TO DO ▸
**a)** Repeat the player profile from "College career" to "Zurich / 33 / (15)".
**b)** Translate this line from the player profile into Spanish: "Place of birth: Skokie, Illinois, U.S."
**c)** Pick up the player profile after its last line and continue it.

Personal information
- Full name: Kayla Jay McKenna
- Birth name: Kayla Jay McCoy
- Date of birth: 3 September 1996 (age 29)
- Place of birth: Skokie, Illinois, U.S.
- Height: 1.70 m (5 ft 7 in)
- Position: Forward

Team information
- Current team: Grasshopper Club Zurich
- Number: 12

Youth career
- Eclipse Select
- Sockers FC Chicago

College career
- Years: Team / Apps / (Gls)
- 2015–2018: Duke Blue Devils / 82 / (38)

Senior career*
- Years: Team / Apps / (Gls)
- 2019–2020: Houston Dash / 1 / (0)
- 2021–2023: Rangers / 40 / (25)
- 2023–2024: Villarreal / 30 / (11)
- 2024–2025: Madrid CFF / 14 / (4)
- 2025–: Grasshopper Club Zurich / 33 / (15)

International career^{‡}
- 2018: United States U23 / 3 / (0)
- 2019–: Jamaica / 21 / (5)

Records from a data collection

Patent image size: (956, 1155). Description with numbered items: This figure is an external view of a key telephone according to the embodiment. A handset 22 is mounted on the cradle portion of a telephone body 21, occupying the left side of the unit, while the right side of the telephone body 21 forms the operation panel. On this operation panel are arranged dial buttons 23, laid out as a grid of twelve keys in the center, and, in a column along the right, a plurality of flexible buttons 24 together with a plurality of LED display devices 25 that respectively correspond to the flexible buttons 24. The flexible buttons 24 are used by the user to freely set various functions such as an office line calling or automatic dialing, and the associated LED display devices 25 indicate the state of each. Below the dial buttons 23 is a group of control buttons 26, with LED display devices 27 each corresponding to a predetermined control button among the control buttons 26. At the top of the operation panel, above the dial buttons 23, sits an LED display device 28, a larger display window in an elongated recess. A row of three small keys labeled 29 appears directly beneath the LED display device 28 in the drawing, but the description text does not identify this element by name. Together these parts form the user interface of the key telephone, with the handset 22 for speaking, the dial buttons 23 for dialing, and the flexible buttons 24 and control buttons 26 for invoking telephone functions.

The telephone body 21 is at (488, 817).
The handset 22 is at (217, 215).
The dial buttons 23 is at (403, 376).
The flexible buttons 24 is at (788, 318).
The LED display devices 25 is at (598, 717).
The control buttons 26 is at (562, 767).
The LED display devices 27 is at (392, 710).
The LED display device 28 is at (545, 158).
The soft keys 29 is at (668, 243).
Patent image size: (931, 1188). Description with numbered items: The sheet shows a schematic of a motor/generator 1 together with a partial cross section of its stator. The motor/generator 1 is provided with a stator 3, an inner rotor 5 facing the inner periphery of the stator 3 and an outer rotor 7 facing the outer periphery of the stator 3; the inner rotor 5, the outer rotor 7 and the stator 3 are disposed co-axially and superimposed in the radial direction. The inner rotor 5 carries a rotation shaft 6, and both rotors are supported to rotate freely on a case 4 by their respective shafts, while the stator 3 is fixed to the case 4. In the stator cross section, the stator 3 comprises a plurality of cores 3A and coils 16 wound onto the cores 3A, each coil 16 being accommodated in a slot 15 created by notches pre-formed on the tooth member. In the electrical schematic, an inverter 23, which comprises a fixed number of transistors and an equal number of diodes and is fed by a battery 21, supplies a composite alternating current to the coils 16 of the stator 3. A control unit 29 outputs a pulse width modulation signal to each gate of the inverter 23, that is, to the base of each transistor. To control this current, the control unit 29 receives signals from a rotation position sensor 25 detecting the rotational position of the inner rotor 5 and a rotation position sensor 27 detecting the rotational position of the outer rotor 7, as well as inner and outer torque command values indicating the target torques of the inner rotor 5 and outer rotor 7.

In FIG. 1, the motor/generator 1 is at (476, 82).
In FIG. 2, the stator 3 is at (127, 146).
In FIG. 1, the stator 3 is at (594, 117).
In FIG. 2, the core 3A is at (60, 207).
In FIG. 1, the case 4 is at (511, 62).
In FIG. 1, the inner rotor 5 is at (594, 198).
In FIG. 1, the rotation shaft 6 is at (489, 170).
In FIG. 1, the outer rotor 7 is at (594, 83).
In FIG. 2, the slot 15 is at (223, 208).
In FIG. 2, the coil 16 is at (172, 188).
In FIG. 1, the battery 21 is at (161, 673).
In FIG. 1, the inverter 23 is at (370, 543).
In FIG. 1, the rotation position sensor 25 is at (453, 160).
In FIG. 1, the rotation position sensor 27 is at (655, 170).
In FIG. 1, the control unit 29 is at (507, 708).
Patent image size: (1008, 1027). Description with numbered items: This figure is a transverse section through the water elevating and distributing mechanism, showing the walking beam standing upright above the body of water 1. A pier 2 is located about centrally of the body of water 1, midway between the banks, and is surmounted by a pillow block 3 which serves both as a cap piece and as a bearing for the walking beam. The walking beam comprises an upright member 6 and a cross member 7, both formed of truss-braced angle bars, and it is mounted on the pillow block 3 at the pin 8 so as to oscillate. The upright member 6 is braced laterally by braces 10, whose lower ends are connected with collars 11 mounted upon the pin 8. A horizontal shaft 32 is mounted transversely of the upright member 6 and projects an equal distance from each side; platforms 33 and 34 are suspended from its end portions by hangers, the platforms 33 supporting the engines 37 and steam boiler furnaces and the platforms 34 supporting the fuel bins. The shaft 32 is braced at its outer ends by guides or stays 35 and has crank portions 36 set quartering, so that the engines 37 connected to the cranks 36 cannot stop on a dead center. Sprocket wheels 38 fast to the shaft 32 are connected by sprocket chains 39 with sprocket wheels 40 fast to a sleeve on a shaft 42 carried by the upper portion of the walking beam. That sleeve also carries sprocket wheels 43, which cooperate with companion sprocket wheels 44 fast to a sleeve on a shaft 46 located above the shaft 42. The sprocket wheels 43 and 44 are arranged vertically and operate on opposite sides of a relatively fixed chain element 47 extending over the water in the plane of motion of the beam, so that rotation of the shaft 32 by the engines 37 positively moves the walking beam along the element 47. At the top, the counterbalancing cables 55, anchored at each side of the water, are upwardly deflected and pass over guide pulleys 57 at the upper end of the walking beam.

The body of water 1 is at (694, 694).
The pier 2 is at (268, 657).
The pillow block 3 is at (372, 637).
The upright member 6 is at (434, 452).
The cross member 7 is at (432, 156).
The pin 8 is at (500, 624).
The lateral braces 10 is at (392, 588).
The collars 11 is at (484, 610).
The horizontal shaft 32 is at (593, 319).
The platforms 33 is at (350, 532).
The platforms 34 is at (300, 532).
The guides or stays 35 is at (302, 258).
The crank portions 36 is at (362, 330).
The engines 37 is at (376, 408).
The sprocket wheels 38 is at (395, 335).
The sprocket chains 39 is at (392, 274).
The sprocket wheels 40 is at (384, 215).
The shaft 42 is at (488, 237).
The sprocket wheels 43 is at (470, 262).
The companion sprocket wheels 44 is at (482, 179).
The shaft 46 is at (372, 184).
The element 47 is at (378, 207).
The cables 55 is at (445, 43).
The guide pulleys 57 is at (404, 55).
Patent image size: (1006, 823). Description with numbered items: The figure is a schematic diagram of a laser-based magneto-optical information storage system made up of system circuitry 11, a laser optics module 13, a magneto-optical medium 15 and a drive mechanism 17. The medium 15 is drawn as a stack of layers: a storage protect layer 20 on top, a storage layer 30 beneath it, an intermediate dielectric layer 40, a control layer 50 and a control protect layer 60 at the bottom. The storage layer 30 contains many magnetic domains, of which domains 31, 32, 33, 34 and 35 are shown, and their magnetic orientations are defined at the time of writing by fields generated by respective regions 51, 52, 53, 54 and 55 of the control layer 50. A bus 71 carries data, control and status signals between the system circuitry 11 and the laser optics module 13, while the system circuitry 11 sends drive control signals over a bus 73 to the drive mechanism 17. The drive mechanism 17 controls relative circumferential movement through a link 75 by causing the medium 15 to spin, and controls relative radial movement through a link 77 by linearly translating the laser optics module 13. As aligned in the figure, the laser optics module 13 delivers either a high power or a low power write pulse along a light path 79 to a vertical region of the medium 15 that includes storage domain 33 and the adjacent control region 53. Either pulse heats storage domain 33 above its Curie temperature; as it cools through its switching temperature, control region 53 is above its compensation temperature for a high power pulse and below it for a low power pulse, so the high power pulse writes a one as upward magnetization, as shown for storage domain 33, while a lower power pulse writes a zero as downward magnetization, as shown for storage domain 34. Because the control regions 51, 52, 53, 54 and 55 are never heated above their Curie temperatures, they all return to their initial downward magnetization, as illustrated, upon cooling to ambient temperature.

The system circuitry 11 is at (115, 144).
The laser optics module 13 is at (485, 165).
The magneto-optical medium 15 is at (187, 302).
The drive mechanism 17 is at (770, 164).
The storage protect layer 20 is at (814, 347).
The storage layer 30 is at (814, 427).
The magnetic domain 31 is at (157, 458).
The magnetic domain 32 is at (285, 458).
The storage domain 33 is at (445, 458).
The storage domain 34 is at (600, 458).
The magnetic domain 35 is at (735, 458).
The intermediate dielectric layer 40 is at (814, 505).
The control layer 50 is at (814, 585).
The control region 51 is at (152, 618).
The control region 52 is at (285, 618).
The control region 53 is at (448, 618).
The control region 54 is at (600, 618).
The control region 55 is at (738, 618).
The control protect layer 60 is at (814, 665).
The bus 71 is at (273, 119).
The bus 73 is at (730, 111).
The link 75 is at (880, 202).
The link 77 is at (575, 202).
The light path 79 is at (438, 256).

EXPECTED RESPONSES ▸
**a)**
College career
- Years: Team / Apps / (Gls)
- 2015–2018: Duke Blue Devils / 82 / (38)

Senior career*
- Years: Team / Apps / (Gls)
- 2019–2020: Houston Dash / 1 / (0)
- 2021–2023: Rangers / 40 / (25)
- 2023–2024: Villarreal / 30 / (11)
- 2024–2025: Madrid CFF / 14 / (4)
- 2025–: Grasshopper Club Zurich / 33 / (15)

**b)** Lugar de nacimiento: Skokie, Illinois, EE. UU.

**c)**
Medal record
Women's football
Representing Jamaica
CONCACAF W Championship
| Third place | 2022 Mexico |  |

= Kayla McKenna =

Jamaican footballer (born 1996)

Kayla Jay McKenna (born 3 September 1996) is a professional footballer who plays as a forward for Swiss Women's Super League club Grasshopper Club Zurich. Born in the United States, she plays for the Jamaica women's national team.

==Club career==
===Houston Dash===
In April 2019, McCoy signed with the Houston Dash ahead of the 2019 season.

===Rangers===
In May 2021, McCoy started training with Rangers, leading to her signing with the club three months later.

===Villarreal===
In July 2023, McKenna signed with Villarreal in Spain.

==International career==
McCoy made her debut for Jamaica in a 1–0 friendly win against Chile on 28 February 2019. She was named to the 23-player Jamaica squad for the 2019 FIFA Women's World Cup in France. However, because of a knee injury prior the tournament, she had to be replaced by Mireya Grey.

==Personal life==
McCoy's grandparents were born in Jamaica. Her grandfather is Pearnel Charles. In June 2022, Kayla McCoy married Ciaran McKenna in Oak Park, Illinois, USA.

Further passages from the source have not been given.